- Exercise goal -
Would you transcribe the listing that follows, character for character, and omit its images?

- Exercise inputs -
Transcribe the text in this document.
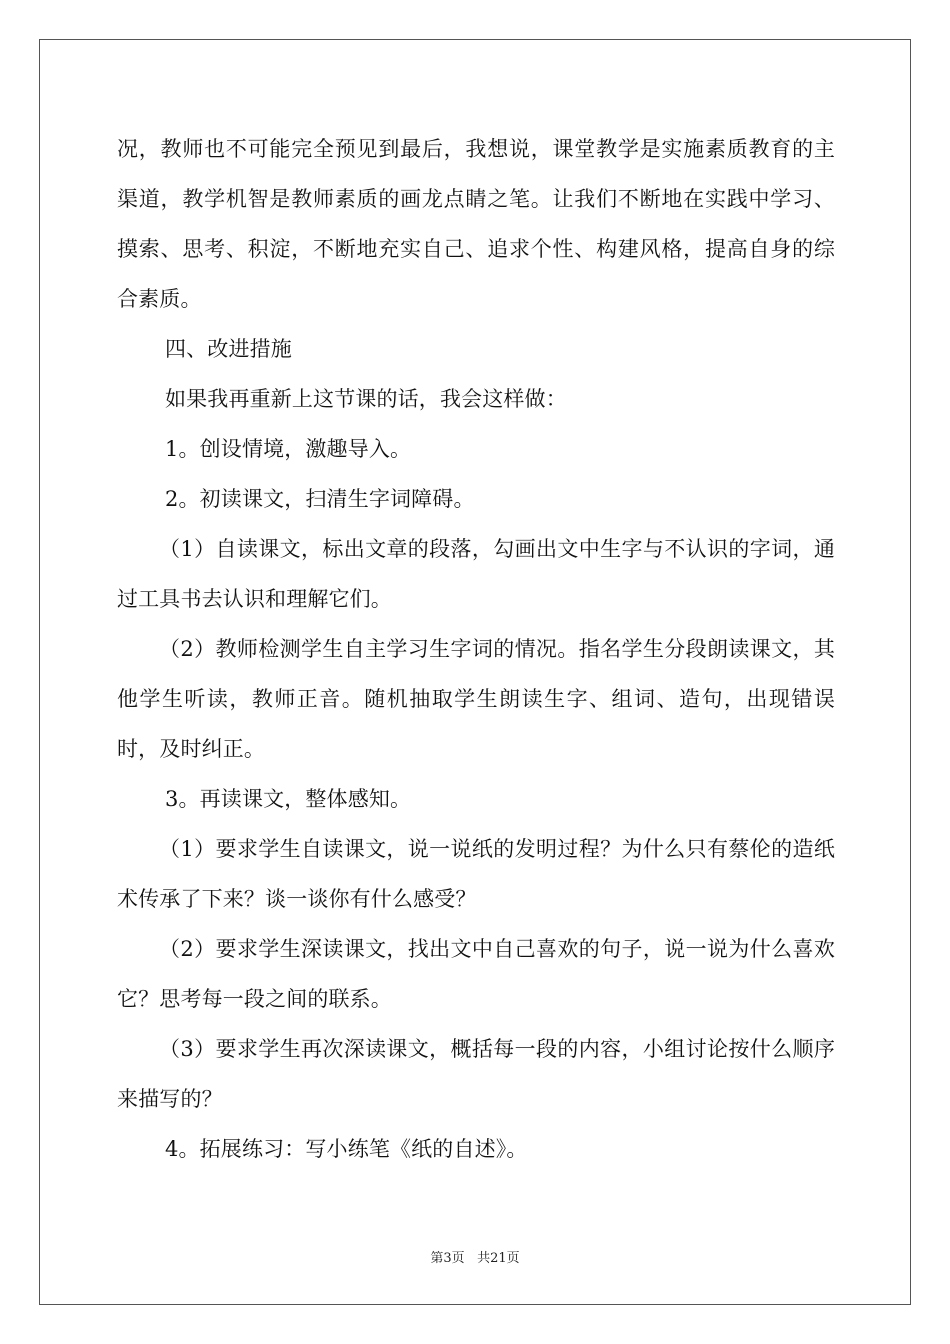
况，教师也不可能完全预见到最后，我想说，课堂教学是实施素质教育的主渠道，教学机智是教师素质的画龙点睛之笔。让我们不断地在实践中学习、摸索、思考、积淀，不断地充实自己、追求个性、构建风格，提高自身的综合素质。

四、改进措施

如果我再重新上这节课的话，我会这样做：

1。创设情境，激趣导入。

2。初读课文，扫清生字词障碍。

（1）自读课文，标出文章的段落，勾画出文中生字与不认识的字词，通过工具书去认识和理解它们。

（2）教师检测学生自主学习生字词的情况。指名学生分段朗读课文，其他学生听读，教师正音。随机抽取学生朗读生字、组词、造句，出现错误时，及时纠正。

3。再读课文，整体感知。

（1）要求学生自读课文，说一说纸的发明过程？为什么只有蔡伦的造纸术传承了下来？谈一谈你有什么感受？

（2）要求学生深读课文，找出文中自己喜欢的句子，说一说为什么喜欢它？思考每一段之间的联系。

（3）要求学生再次深读课文，概括每一段的内容，小组讨论按什么顺序来描写的？

4。拓展练习：写小练笔《纸的自述》。

第3页 共21页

- Result of this exercise -
Transcribe the text in this document.
况，教师也不可能完全预见到最后，我想说，课堂教学是实施素质教育的主渠道，教学机智是教师素质的画龙点睛之笔。让我们不断地在实践中学习、摸索、思考、积淀，不断地充实自己、追求个性、构建风格，提高自身的综合素质。

四、改进措施

如果我再重新上这节课的话，我会这样做：

1。创设情境，激趣导入。

2。初读课文，扫清生字词障碍。

（1）自读课文，标出文章的段落，勾画出文中生字与不认识的字词，通过工具书去认识和理解它们。

（2）教师检测学生自主学习生字词的情况。指名学生分段朗读课文，其他学生听读，教师正音。随机抽取学生朗读生字、组词、造句，出现错误时，及时纠正。

3。再读课文，整体感知。

（1）要求学生自读课文，说一说纸的发明过程？为什么只有蔡伦的造纸术传承了下来？谈一谈你有什么感受？

（2）要求学生深读课文，找出文中自己喜欢的句子，说一说为什么喜欢它？思考每一段之间的联系。

（3）要求学生再次深读课文，概括每一段的内容，小组讨论按什么顺序来描写的？

4。拓展练习：写小练笔《纸的自述》。

第3页 共21页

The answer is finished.